__Task instructions__
Give the entries again exactly, every one of them.
>> BEGIN Provided material
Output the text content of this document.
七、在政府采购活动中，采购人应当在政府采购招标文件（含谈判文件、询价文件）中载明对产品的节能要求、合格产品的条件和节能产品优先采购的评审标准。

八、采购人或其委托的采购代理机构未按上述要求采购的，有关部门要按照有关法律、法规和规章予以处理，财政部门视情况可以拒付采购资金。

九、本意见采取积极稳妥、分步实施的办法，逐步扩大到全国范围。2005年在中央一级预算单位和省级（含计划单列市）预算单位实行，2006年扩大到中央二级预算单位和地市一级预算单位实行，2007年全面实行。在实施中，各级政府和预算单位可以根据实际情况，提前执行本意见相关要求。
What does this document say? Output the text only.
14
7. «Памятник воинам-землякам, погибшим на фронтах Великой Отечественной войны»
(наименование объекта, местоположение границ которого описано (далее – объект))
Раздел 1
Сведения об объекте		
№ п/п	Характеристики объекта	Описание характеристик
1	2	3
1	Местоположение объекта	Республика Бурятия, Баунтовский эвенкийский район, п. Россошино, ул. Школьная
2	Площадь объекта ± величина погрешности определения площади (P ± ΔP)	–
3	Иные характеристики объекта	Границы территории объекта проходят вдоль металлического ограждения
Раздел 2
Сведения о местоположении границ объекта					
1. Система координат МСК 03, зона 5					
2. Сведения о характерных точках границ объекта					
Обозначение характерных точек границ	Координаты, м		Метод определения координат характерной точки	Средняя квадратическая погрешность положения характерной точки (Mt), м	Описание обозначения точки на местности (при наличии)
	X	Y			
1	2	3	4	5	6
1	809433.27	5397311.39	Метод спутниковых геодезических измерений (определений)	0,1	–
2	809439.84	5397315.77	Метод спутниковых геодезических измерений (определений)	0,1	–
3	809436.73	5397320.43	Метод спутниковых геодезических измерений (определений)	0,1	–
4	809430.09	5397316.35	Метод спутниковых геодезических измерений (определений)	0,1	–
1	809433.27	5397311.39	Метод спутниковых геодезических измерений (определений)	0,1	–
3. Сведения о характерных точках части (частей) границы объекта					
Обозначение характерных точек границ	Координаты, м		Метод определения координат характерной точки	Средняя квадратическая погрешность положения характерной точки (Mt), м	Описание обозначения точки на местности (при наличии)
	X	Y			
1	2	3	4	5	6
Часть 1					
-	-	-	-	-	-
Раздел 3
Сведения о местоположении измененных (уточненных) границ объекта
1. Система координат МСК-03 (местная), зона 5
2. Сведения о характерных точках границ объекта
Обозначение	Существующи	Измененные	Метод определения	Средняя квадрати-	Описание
>> END Provided material
__Output__
Output the text content of this document.
七、在政府采购活动中，采购人应当在政府采购招标文件（含谈判文件、询价文件）中载明对产品的节能要求、合格产品的条件和节能产品优先采购的评审标准。

八、采购人或其委托的采购代理机构未按上述要求采购的，有关部门要按照有关法律、法规和规章予以处理，财政部门视情况可以拒付采购资金。

九、本意见采取积极稳妥、分步实施的办法，逐步扩大到全国范围。2005年在中央一级预算单位和省级（含计划单列市）预算单位实行，2006年扩大到中央二级预算单位和地市一级预算单位实行，2007年全面实行。在实施中，各级政府和预算单位可以根据实际情况，提前执行本意见相关要求。
What does this document say? Output the text only.
14
7. «Памятник воинам-землякам, погибшим на фронтах Великой Отечественной войны»
(наименование объекта, местоположение границ которого описано (далее – объект))
Раздел 1
Сведения об объекте		
№ п/п	Характеристики объекта	Описание характеристик
1	2	3
1	Местоположение объекта	Республика Бурятия, Баунтовский эвенкийский район, п. Россошино, ул. Школьная
2	Площадь объекта ± величина погрешности определения площади (P ± ΔP)	–
3	Иные характеристики объекта	Границы территории объекта проходят вдоль металлического ограждения
Раздел 2
Сведения о местоположении границ объекта					
1. Система координат МСК 03, зона 5					
2. Сведения о характерных точках границ объекта					
Обозначение характерных точек границ	Координаты, м		Метод определения координат характерной точки	Средняя квадратическая погрешность положения характерной точки (Mt), м	Описание обозначения точки на местности (при наличии)
	X	Y			
1	2	3	4	5	6
1	809433.27	5397311.39	Метод спутниковых геодезических измерений (определений)	0,1	–
2	809439.84	5397315.77	Метод спутниковых геодезических измерений (определений)	0,1	–
3	809436.73	5397320.43	Метод спутниковых геодезических измерений (определений)	0,1	–
4	809430.09	5397316.35	Метод спутниковых геодезических измерений (определений)	0,1	–
1	809433.27	5397311.39	Метод спутниковых геодезических измерений (определений)	0,1	–
3. Сведения о характерных точках части (частей) границы объекта					
Обозначение характерных точек границ	Координаты, м		Метод определения координат характерной точки	Средняя квадратическая погрешность положения характерной точки (Mt), м	Описание обозначения точки на местности (при наличии)
	X	Y			
1	2	3	4	5	6
Часть 1					
-	-	-	-	-	-
Раздел 3
Сведения о местоположении измененных (уточненных) границ объекта
1. Система координат МСК-03 (местная), зона 5
2. Сведения о характерных точках границ объекта
Обозначение	Существующи	Измененные	Метод определения	Средняя квадрати-	Описание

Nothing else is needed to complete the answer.